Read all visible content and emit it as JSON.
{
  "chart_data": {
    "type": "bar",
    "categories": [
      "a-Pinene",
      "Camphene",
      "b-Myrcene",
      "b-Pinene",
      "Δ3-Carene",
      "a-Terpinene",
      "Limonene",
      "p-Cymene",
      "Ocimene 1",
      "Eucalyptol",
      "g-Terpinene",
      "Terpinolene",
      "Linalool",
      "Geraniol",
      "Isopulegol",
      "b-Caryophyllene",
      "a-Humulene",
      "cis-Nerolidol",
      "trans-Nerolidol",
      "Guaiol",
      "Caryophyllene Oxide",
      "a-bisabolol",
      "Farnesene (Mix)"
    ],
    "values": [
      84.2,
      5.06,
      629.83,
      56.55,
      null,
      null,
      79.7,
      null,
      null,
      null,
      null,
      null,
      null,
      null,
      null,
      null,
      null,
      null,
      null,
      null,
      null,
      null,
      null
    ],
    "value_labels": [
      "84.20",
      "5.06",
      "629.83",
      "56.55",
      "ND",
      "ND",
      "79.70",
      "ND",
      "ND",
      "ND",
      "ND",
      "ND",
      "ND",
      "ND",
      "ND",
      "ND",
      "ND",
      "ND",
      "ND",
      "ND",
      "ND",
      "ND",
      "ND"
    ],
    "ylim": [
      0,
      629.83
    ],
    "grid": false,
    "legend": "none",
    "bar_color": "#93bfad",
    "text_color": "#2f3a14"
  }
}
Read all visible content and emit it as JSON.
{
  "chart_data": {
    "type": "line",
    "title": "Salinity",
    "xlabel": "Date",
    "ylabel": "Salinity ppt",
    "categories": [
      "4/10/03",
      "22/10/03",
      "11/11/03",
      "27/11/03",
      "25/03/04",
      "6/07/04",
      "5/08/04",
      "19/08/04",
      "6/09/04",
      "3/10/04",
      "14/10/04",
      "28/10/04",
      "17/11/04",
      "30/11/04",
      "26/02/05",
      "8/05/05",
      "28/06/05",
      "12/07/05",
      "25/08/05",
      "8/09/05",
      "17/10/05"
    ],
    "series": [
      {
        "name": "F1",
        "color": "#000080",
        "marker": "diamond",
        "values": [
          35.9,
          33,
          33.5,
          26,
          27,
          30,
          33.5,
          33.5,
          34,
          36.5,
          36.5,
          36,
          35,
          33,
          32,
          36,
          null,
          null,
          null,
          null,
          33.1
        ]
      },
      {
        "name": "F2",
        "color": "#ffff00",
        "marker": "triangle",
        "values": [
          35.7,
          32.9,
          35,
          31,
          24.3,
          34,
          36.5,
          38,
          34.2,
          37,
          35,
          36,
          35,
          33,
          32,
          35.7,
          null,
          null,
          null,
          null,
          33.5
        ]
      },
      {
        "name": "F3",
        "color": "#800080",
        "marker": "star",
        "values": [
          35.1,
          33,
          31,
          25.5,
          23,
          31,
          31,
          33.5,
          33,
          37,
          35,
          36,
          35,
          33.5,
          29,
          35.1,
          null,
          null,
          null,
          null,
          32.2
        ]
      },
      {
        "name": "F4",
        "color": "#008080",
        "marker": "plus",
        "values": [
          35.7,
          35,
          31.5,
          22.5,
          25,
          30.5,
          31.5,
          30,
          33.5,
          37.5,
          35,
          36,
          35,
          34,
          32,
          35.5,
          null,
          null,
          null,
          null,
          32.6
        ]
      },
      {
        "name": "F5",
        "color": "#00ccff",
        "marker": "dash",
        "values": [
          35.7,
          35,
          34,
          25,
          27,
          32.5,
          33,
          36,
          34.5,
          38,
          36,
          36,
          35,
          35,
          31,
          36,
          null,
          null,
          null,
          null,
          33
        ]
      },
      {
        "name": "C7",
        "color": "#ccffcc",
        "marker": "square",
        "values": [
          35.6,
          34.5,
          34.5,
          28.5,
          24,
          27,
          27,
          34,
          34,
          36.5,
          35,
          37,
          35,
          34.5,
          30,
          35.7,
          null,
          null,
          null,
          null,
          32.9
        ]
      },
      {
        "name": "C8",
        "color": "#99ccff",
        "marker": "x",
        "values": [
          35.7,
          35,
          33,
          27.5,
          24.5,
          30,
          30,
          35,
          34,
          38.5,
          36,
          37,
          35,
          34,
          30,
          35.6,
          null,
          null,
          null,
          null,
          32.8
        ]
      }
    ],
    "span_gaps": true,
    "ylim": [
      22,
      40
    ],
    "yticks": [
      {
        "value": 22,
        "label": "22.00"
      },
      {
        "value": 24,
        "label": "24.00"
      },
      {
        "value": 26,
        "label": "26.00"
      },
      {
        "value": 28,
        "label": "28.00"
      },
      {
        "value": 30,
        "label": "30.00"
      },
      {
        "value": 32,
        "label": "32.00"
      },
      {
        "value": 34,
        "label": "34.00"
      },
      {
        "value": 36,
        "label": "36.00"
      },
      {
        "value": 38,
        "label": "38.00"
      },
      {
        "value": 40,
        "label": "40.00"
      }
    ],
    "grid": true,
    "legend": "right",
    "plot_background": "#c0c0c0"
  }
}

++++++

▶ Task directions
Write out every line of the material again, exactly as it reads.

▶ Expected answer
Read all visible content and emit it as JSON.
{
  "chart_data": {
    "type": "bar",
    "categories": [
      "a-Pinene",
      "Camphene",
      "b-Myrcene",
      "b-Pinene",
      "Δ3-Carene",
      "a-Terpinene",
      "Limonene",
      "p-Cymene",
      "Ocimene 1",
      "Eucalyptol",
      "g-Terpinene",
      "Terpinolene",
      "Linalool",
      "Geraniol",
      "Isopulegol",
      "b-Caryophyllene",
      "a-Humulene",
      "cis-Nerolidol",
      "trans-Nerolidol",
      "Guaiol",
      "Caryophyllene Oxide",
      "a-bisabolol",
      "Farnesene (Mix)"
    ],
    "values": [
      84.2,
      5.06,
      629.83,
      56.55,
      null,
      null,
      79.7,
      null,
      null,
      null,
      null,
      null,
      null,
      null,
      null,
      null,
      null,
      null,
      null,
      null,
      null,
      null,
      null
    ],
    "value_labels": [
      "84.20",
      "5.06",
      "629.83",
      "56.55",
      "ND",
      "ND",
      "79.70",
      "ND",
      "ND",
      "ND",
      "ND",
      "ND",
      "ND",
      "ND",
      "ND",
      "ND",
      "ND",
      "ND",
      "ND",
      "ND",
      "ND",
      "ND",
      "ND"
    ],
    "ylim": [
      0,
      629.83
    ],
    "grid": false,
    "legend": "none",
    "bar_color": "#93bfad",
    "text_color": "#2f3a14"
  }
}
Read all visible content and emit it as JSON.
{
  "chart_data": {
    "type": "line",
    "title": "Salinity",
    "xlabel": "Date",
    "ylabel": "Salinity ppt",
    "categories": [
      "4/10/03",
      "22/10/03",
      "11/11/03",
      "27/11/03",
      "25/03/04",
      "6/07/04",
      "5/08/04",
      "19/08/04",
      "6/09/04",
      "3/10/04",
      "14/10/04",
      "28/10/04",
      "17/11/04",
      "30/11/04",
      "26/02/05",
      "8/05/05",
      "28/06/05",
      "12/07/05",
      "25/08/05",
      "8/09/05",
      "17/10/05"
    ],
    "series": [
      {
        "name": "F1",
        "color": "#000080",
        "marker": "diamond",
        "values": [
          35.9,
          33,
          33.5,
          26,
          27,
          30,
          33.5,
          33.5,
          34,
          36.5,
          36.5,
          36,
          35,
          33,
          32,
          36,
          null,
          null,
          null,
          null,
          33.1
        ]
      },
      {
        "name": "F2",
        "color": "#ffff00",
        "marker": "triangle",
        "values": [
          35.7,
          32.9,
          35,
          31,
          24.3,
          34,
          36.5,
          38,
          34.2,
          37,
          35,
          36,
          35,
          33,
          32,
          35.7,
          null,
          null,
          null,
          null,
          33.5
        ]
      },
      {
        "name": "F3",
        "color": "#800080",
        "marker": "star",
        "values": [
          35.1,
          33,
          31,
          25.5,
          23,
          31,
          31,
          33.5,
          33,
          37,
          35,
          36,
          35,
          33.5,
          29,
          35.1,
          null,
          null,
          null,
          null,
          32.2
        ]
      },
      {
        "name": "F4",
        "color": "#008080",
        "marker": "plus",
        "values": [
          35.7,
          35,
          31.5,
          22.5,
          25,
          30.5,
          31.5,
          30,
          33.5,
          37.5,
          35,
          36,
          35,
          34,
          32,
          35.5,
          null,
          null,
          null,
          null,
          32.6
        ]
      },
      {
        "name": "F5",
        "color": "#00ccff",
        "marker": "dash",
        "values": [
          35.7,
          35,
          34,
          25,
          27,
          32.5,
          33,
          36,
          34.5,
          38,
          36,
          36,
          35,
          35,
          31,
          36,
          null,
          null,
          null,
          null,
          33
        ]
      },
      {
        "name": "C7",
        "color": "#ccffcc",
        "marker": "square",
        "values": [
          35.6,
          34.5,
          34.5,
          28.5,
          24,
          27,
          27,
          34,
          34,
          36.5,
          35,
          37,
          35,
          34.5,
          30,
          35.7,
          null,
          null,
          null,
          null,
          32.9
        ]
      },
      {
        "name": "C8",
        "color": "#99ccff",
        "marker": "x",
        "values": [
          35.7,
          35,
          33,
          27.5,
          24.5,
          30,
          30,
          35,
          34,
          38.5,
          36,
          37,
          35,
          34,
          30,
          35.6,
          null,
          null,
          null,
          null,
          32.8
        ]
      }
    ],
    "span_gaps": true,
    "ylim": [
      22,
      40
    ],
    "yticks": [
      {
        "value": 22,
        "label": "22.00"
      },
      {
        "value": 24,
        "label": "24.00"
      },
      {
        "value": 26,
        "label": "26.00"
      },
      {
        "value": 28,
        "label": "28.00"
      },
      {
        "value": 30,
        "label": "30.00"
      },
      {
        "value": 32,
        "label": "32.00"
      },
      {
        "value": 34,
        "label": "34.00"
      },
      {
        "value": 36,
        "label": "36.00"
      },
      {
        "value": 38,
        "label": "38.00"
      },
      {
        "value": 40,
        "label": "40.00"
      }
    ],
    "grid": true,
    "legend": "right",
    "plot_background": "#c0c0c0"
  }
}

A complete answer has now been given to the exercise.